# Excerpts from a figure dataset
☆ ☆ ☆ ☆ ☆
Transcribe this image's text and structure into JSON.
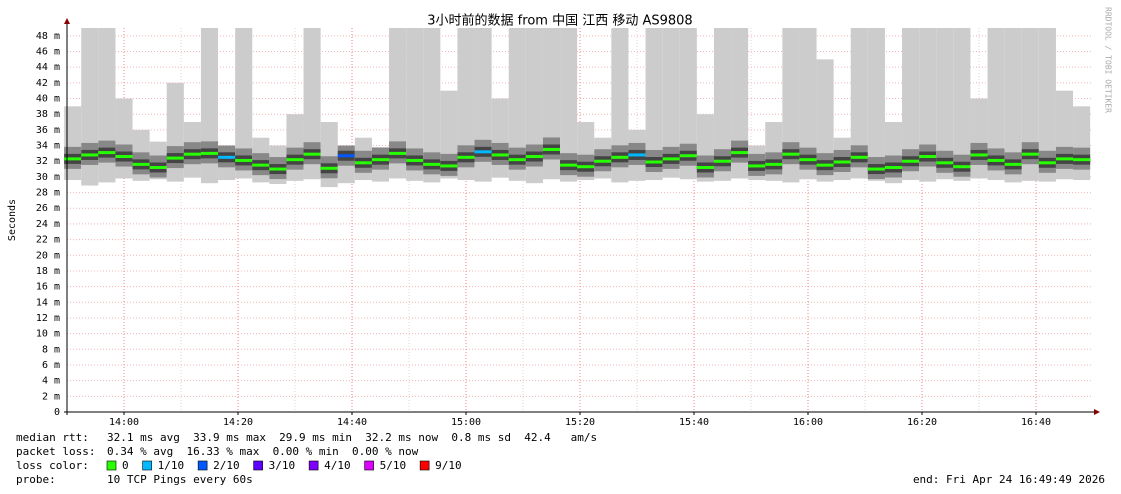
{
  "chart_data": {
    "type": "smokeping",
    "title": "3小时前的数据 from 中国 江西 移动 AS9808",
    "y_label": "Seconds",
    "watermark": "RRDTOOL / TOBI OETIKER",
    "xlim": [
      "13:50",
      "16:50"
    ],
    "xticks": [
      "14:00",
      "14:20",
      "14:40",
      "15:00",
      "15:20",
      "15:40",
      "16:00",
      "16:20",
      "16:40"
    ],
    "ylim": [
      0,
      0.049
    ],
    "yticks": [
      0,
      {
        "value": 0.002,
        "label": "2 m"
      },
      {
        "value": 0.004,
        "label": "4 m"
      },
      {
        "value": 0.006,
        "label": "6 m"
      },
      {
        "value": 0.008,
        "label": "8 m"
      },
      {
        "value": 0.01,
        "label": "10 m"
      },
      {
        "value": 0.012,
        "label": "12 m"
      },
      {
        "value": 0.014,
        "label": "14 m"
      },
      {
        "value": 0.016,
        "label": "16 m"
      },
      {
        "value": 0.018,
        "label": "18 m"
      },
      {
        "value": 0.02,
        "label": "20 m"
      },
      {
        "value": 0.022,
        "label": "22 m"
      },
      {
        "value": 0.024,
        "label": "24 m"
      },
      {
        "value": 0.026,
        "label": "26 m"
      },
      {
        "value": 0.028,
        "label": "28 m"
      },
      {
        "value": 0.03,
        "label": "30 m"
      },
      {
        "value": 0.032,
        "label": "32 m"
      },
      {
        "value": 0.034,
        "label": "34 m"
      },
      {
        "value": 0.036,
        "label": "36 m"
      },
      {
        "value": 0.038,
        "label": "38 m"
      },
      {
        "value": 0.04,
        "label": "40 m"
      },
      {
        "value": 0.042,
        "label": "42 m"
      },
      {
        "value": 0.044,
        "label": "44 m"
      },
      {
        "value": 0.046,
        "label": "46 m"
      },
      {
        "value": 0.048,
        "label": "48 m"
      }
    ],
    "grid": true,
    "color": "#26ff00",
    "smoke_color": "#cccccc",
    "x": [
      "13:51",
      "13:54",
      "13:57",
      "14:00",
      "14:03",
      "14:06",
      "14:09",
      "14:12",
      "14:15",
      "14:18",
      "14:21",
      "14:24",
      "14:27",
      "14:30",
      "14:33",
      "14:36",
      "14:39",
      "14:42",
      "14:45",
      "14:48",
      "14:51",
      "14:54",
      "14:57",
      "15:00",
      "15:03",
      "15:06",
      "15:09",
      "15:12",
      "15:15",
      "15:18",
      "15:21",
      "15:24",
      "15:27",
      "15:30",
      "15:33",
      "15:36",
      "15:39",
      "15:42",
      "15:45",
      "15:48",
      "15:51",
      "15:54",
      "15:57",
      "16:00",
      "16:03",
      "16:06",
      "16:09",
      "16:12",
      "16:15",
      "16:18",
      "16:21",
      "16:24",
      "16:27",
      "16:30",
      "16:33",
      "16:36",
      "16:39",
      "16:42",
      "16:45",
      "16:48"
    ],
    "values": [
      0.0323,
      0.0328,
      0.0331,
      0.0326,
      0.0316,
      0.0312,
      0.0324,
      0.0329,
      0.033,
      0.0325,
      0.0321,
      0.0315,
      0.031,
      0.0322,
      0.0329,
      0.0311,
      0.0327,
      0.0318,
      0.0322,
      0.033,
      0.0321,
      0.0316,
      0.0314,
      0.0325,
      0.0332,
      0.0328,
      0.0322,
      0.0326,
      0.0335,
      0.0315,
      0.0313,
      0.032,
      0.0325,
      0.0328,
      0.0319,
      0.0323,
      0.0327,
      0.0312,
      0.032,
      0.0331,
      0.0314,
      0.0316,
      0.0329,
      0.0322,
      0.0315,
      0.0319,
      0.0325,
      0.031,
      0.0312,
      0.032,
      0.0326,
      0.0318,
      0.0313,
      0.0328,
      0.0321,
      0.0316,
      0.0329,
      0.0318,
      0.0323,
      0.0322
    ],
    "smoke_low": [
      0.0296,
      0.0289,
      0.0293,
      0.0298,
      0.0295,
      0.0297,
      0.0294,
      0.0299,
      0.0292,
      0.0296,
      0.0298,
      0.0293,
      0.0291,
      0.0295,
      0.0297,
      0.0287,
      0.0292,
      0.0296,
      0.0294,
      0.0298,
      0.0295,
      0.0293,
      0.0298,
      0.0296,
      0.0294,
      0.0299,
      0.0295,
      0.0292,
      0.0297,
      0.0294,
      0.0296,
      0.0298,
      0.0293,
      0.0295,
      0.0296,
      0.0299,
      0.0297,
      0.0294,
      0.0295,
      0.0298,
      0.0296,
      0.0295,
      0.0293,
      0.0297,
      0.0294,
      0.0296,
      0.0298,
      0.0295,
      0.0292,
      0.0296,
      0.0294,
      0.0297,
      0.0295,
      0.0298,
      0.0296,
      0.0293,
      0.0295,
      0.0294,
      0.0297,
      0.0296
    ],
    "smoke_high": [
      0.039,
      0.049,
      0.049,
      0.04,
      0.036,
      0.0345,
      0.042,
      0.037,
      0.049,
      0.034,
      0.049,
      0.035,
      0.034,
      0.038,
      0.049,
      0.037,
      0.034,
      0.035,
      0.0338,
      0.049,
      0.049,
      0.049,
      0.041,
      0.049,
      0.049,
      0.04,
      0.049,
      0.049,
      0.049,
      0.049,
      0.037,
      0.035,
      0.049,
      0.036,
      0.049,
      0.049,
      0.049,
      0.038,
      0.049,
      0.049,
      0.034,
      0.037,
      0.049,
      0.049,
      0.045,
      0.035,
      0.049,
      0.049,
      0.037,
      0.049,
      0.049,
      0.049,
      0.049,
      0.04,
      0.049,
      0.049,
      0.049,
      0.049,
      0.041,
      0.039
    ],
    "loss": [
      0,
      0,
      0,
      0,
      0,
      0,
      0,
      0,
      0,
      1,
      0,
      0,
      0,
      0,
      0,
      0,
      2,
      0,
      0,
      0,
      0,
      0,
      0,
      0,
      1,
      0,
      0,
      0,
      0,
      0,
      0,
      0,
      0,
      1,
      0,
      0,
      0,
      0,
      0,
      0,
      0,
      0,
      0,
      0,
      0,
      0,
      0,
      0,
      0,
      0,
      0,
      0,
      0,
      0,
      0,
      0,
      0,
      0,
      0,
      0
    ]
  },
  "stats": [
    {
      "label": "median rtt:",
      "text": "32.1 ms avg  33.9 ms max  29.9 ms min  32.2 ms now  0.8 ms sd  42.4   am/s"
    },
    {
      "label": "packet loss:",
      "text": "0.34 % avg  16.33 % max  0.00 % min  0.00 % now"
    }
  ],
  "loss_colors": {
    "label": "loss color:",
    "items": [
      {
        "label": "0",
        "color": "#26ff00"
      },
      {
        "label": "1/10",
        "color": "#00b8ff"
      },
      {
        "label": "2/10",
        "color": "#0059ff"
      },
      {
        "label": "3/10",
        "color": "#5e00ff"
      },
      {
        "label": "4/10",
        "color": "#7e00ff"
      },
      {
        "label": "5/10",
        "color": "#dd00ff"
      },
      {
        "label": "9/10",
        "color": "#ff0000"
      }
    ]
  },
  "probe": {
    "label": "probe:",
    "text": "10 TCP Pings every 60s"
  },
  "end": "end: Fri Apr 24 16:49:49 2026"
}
☆ ☆ ☆ ☆ ☆
# Goal
Isolate the lines that hold the word "text" and copy all of them.

# Finished exercise
Transcribe this image's text and structure into JSON.
      "text": "32.1 ms avg  33.9 ms max  29.9 ms min  32.2 ms now  0.8 ms sd  42.4   am/s"
      "text": "0.34 % avg  16.33 % max  0.00 % min  0.00 % now"
    "text": "10 TCP Pings every 60s"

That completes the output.